> Prompt: Please give the listing again in its entirety, exactly as written.

> Records for the exercise:
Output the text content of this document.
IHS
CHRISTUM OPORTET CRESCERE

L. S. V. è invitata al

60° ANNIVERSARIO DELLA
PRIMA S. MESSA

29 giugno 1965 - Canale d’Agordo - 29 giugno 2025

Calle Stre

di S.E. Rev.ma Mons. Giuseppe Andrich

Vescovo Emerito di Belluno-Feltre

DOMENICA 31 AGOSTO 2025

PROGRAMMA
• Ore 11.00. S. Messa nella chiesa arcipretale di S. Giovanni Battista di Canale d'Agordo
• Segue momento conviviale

> Written answer:
Output the text content of this document.
IHS
CHRISTUM OPORTET CRESCERE

L. S. V. è invitata al

60° ANNIVERSARIO DELLA
PRIMA S. MESSA

29 giugno 1965 - Canale d’Agordo - 29 giugno 2025

Calle Stre

di S.E. Rev.ma Mons. Giuseppe Andrich

Vescovo Emerito di Belluno-Feltre

DOMENICA 31 AGOSTO 2025

PROGRAMMA
• Ore 11.00. S. Messa nella chiesa arcipretale di S. Giovanni Battista di Canale d'Agordo
• Segue momento conviviale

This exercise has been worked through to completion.